**Problem details:** Each line holding the word "this" counts once; give the total and nothing more.
>> begin
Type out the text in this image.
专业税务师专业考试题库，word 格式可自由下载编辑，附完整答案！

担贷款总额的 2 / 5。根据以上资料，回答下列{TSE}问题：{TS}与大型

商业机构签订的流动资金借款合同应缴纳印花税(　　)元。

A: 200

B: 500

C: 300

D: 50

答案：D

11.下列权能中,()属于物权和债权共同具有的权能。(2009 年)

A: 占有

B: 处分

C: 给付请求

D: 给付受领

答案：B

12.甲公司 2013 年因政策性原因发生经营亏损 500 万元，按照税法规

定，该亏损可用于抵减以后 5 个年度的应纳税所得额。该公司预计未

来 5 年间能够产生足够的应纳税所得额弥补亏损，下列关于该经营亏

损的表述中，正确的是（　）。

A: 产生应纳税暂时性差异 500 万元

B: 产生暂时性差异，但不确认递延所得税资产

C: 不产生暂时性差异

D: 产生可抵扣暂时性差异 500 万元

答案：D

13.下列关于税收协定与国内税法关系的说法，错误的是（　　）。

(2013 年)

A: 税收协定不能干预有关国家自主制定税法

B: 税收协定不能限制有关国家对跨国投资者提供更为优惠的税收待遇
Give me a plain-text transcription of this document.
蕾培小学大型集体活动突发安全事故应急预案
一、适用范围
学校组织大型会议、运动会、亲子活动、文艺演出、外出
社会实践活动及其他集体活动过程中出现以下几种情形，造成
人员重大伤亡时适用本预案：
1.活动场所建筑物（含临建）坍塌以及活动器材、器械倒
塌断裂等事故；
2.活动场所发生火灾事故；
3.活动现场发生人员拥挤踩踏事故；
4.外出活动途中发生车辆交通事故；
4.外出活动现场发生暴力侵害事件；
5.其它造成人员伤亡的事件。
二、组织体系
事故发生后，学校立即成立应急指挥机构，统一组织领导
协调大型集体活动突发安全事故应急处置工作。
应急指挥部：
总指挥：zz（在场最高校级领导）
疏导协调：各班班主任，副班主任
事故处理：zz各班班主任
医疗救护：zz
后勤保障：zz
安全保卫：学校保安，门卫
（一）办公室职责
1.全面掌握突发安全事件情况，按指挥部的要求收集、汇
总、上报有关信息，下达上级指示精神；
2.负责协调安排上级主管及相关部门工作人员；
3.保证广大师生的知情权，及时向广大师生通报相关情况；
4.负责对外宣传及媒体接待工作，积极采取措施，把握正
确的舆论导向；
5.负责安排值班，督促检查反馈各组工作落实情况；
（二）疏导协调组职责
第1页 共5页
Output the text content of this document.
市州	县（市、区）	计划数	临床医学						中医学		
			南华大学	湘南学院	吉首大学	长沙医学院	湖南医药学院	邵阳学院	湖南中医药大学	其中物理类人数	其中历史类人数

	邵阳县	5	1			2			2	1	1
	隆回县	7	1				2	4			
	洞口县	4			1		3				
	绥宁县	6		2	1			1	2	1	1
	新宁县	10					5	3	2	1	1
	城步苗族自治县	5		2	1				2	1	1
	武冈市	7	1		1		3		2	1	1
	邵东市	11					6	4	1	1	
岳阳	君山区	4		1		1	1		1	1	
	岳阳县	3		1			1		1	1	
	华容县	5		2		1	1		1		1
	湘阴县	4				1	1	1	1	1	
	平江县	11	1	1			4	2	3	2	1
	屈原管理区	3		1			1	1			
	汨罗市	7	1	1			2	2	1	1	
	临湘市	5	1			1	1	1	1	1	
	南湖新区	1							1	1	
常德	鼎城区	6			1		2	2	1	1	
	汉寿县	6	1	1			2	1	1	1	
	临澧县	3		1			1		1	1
>> end
**Result below:** 3